→ STATED GOAL
Copy out every record below with complete accuracy.

→ RAW RECORDS
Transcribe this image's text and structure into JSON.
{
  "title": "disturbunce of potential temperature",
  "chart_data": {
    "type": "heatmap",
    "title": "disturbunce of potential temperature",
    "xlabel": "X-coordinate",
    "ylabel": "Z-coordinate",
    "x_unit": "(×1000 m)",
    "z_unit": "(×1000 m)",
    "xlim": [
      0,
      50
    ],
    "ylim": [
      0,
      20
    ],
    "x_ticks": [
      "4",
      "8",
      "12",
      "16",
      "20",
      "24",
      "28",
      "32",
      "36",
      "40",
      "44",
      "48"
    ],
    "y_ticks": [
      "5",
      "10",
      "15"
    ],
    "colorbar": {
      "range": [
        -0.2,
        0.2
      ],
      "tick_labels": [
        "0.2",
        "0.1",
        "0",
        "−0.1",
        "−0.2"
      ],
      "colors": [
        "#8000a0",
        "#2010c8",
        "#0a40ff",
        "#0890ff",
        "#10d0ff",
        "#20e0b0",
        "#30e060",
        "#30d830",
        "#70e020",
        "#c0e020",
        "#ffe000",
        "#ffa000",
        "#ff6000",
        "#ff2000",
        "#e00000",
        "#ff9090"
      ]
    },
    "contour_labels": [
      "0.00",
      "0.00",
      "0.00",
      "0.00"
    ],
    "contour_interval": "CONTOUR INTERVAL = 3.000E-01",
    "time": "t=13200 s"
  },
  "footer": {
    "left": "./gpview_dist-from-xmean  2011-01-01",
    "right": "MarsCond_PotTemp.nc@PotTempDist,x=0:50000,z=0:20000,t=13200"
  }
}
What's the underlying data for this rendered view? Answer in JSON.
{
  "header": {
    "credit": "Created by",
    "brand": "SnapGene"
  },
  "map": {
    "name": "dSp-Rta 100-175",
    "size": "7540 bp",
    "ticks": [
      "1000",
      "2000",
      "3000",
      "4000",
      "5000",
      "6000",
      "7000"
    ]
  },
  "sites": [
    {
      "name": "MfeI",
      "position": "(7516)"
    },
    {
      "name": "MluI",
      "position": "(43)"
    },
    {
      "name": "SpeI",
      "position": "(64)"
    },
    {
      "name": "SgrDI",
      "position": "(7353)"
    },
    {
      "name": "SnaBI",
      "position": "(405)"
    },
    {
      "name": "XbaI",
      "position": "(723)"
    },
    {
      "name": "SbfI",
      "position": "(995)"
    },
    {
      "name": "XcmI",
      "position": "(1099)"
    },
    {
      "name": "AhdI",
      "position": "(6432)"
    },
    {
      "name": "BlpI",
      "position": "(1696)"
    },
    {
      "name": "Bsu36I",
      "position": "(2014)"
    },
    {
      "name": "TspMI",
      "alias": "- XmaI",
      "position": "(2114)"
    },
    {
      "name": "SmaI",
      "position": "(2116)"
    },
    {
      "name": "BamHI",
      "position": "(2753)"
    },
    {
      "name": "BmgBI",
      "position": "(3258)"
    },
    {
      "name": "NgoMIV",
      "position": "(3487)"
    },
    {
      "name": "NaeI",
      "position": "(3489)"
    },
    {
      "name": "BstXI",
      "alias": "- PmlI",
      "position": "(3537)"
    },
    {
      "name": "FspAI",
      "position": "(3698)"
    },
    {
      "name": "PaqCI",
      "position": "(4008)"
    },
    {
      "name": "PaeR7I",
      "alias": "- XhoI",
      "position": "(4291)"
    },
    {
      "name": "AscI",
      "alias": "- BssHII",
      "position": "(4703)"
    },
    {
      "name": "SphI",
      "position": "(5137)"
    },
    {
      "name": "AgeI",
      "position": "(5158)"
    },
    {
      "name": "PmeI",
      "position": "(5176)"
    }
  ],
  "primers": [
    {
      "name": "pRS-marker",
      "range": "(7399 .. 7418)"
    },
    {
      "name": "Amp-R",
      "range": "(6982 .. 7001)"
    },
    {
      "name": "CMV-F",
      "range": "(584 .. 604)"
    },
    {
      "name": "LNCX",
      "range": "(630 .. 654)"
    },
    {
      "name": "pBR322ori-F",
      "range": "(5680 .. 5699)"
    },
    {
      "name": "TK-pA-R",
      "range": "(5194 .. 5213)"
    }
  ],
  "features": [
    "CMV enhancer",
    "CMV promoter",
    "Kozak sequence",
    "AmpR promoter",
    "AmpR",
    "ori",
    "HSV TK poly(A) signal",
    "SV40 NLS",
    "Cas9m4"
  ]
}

→ TASK RESPONSE
Transcribe this image's text and structure into JSON.
{
  "title": "disturbunce of potential temperature",
  "chart_data": {
    "type": "heatmap",
    "title": "disturbunce of potential temperature",
    "xlabel": "X-coordinate",
    "ylabel": "Z-coordinate",
    "x_unit": "(×1000 m)",
    "z_unit": "(×1000 m)",
    "xlim": [
      0,
      50
    ],
    "ylim": [
      0,
      20
    ],
    "x_ticks": [
      "4",
      "8",
      "12",
      "16",
      "20",
      "24",
      "28",
      "32",
      "36",
      "40",
      "44",
      "48"
    ],
    "y_ticks": [
      "5",
      "10",
      "15"
    ],
    "colorbar": {
      "range": [
        -0.2,
        0.2
      ],
      "tick_labels": [
        "0.2",
        "0.1",
        "0",
        "−0.1",
        "−0.2"
      ],
      "colors": [
        "#8000a0",
        "#2010c8",
        "#0a40ff",
        "#0890ff",
        "#10d0ff",
        "#20e0b0",
        "#30e060",
        "#30d830",
        "#70e020",
        "#c0e020",
        "#ffe000",
        "#ffa000",
        "#ff6000",
        "#ff2000",
        "#e00000",
        "#ff9090"
      ]
    },
    "contour_labels": [
      "0.00",
      "0.00",
      "0.00",
      "0.00"
    ],
    "contour_interval": "CONTOUR INTERVAL = 3.000E-01",
    "time": "t=13200 s"
  },
  "footer": {
    "left": "./gpview_dist-from-xmean  2011-01-01",
    "right": "MarsCond_PotTemp.nc@PotTempDist,x=0:50000,z=0:20000,t=13200"
  }
}
What's the underlying data for this rendered view? Answer in JSON.
{
  "header": {
    "credit": "Created by",
    "brand": "SnapGene"
  },
  "map": {
    "name": "dSp-Rta 100-175",
    "size": "7540 bp",
    "ticks": [
      "1000",
      "2000",
      "3000",
      "4000",
      "5000",
      "6000",
      "7000"
    ]
  },
  "sites": [
    {
      "name": "MfeI",
      "position": "(7516)"
    },
    {
      "name": "MluI",
      "position": "(43)"
    },
    {
      "name": "SpeI",
      "position": "(64)"
    },
    {
      "name": "SgrDI",
      "position": "(7353)"
    },
    {
      "name": "SnaBI",
      "position": "(405)"
    },
    {
      "name": "XbaI",
      "position": "(723)"
    },
    {
      "name": "SbfI",
      "position": "(995)"
    },
    {
      "name": "XcmI",
      "position": "(1099)"
    },
    {
      "name": "AhdI",
      "position": "(6432)"
    },
    {
      "name": "BlpI",
      "position": "(1696)"
    },
    {
      "name": "Bsu36I",
      "position": "(2014)"
    },
    {
      "name": "TspMI",
      "alias": "- XmaI",
      "position": "(2114)"
    },
    {
      "name": "SmaI",
      "position": "(2116)"
    },
    {
      "name": "BamHI",
      "position": "(2753)"
    },
    {
      "name": "BmgBI",
      "position": "(3258)"
    },
    {
      "name": "NgoMIV",
      "position": "(3487)"
    },
    {
      "name": "NaeI",
      "position": "(3489)"
    },
    {
      "name": "BstXI",
      "alias": "- PmlI",
      "position": "(3537)"
    },
    {
      "name": "FspAI",
      "position": "(3698)"
    },
    {
      "name": "PaqCI",
      "position": "(4008)"
    },
    {
      "name": "PaeR7I",
      "alias": "- XhoI",
      "position": "(4291)"
    },
    {
      "name": "AscI",
      "alias": "- BssHII",
      "position": "(4703)"
    },
    {
      "name": "SphI",
      "position": "(5137)"
    },
    {
      "name": "AgeI",
      "position": "(5158)"
    },
    {
      "name": "PmeI",
      "position": "(5176)"
    }
  ],
  "primers": [
    {
      "name": "pRS-marker",
      "range": "(7399 .. 7418)"
    },
    {
      "name": "Amp-R",
      "range": "(6982 .. 7001)"
    },
    {
      "name": "CMV-F",
      "range": "(584 .. 604)"
    },
    {
      "name": "LNCX",
      "range": "(630 .. 654)"
    },
    {
      "name": "pBR322ori-F",
      "range": "(5680 .. 5699)"
    },
    {
      "name": "TK-pA-R",
      "range": "(5194 .. 5213)"
    }
  ],
  "features": [
    "CMV enhancer",
    "CMV promoter",
    "Kozak sequence",
    "AmpR promoter",
    "AmpR",
    "ori",
    "HSV TK poly(A) signal",
    "SV40 NLS",
    "Cas9m4"
  ]
}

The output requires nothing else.